▶ [To be done]: Determine how many lines contain the string "this". Respond with that number and nothing more.

▶ [Exercise materials]:

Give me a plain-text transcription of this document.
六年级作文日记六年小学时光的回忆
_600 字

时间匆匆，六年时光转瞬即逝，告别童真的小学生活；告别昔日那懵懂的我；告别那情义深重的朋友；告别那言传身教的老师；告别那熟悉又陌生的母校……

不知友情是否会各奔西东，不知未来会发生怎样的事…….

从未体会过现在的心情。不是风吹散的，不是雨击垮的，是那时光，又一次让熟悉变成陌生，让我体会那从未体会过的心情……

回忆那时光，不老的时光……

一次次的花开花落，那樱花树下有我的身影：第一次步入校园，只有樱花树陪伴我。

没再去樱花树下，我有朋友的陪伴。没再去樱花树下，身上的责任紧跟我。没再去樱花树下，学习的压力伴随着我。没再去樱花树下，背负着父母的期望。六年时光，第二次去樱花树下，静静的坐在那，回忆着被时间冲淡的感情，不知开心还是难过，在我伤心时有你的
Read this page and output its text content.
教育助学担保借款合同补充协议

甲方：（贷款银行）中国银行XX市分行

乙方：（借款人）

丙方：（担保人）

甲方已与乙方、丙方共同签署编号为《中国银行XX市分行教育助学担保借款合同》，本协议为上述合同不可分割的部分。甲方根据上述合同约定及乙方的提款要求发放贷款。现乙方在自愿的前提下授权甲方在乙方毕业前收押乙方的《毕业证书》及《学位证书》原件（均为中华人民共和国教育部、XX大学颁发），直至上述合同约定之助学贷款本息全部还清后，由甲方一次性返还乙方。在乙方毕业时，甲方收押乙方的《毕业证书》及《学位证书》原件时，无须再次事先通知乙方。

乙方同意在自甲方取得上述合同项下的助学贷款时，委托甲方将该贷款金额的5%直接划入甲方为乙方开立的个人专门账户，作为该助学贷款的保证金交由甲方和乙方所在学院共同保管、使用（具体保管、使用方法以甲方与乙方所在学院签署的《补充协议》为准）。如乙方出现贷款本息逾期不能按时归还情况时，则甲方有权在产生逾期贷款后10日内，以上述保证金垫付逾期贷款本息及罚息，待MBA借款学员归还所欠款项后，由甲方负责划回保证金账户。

▶ [Task output]: 2